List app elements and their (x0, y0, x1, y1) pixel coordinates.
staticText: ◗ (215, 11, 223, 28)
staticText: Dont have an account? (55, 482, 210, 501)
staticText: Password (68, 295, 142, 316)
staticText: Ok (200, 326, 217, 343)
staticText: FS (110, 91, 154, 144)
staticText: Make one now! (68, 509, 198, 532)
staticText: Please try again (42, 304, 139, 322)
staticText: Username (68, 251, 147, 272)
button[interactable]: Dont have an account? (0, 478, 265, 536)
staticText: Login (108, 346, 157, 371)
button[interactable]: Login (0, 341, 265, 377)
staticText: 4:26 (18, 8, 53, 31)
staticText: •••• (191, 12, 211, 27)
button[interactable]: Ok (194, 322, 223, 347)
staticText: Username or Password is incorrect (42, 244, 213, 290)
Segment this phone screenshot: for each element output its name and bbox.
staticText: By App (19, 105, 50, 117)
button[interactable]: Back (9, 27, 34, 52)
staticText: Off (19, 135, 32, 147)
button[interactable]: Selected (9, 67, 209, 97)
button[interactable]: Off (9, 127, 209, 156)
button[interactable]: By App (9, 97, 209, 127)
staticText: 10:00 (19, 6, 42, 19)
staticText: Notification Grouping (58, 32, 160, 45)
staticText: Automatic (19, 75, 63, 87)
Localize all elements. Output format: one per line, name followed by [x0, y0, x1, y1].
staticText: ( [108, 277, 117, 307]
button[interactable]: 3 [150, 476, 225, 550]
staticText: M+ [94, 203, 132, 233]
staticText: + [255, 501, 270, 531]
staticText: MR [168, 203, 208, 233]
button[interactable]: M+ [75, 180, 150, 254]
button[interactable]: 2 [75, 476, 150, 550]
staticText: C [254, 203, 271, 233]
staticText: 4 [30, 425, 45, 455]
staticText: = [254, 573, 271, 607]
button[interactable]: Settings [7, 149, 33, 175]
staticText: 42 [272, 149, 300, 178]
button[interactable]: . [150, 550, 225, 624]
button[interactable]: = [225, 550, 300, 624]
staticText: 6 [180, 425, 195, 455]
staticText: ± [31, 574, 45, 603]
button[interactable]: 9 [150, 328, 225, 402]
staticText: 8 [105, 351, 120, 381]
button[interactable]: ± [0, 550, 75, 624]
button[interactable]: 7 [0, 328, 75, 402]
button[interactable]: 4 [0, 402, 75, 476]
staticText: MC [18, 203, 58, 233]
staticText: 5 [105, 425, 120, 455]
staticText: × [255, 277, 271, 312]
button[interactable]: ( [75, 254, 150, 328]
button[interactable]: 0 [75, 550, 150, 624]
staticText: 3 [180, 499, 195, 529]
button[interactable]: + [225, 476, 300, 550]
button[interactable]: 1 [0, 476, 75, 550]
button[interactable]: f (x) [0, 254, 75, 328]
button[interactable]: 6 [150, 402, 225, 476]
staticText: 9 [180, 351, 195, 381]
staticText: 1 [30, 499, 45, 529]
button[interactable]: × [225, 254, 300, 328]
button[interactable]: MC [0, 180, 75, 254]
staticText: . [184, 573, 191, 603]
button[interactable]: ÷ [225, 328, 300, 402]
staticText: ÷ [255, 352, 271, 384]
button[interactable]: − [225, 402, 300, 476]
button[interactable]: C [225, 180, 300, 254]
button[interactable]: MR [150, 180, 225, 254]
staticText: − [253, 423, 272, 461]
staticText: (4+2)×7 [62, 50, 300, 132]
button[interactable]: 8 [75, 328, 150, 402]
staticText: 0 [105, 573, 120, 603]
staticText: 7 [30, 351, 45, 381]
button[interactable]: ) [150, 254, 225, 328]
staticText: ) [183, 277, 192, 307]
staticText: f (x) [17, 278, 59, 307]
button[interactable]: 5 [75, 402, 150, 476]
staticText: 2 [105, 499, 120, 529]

___

Lo que harás: Reproduce sin cambios las líneas del listado, desde el comienzo hasta la línea que contiene "button[interactable]: Dont have", ambas incluidas.

Tarea resuelta:
List app elements and their (x0, y0, x1, y1) pixel coordinates.
staticText: ◗ (215, 11, 223, 28)
staticText: Dont have an account? (55, 482, 210, 501)
staticText: Password (68, 295, 142, 316)
staticText: Ok (200, 326, 217, 343)
staticText: FS (110, 91, 154, 144)
staticText: Make one now! (68, 509, 198, 532)
staticText: Please try again (42, 304, 139, 322)
staticText: Username (68, 251, 147, 272)
button[interactable]: Dont have an account? (0, 478, 265, 536)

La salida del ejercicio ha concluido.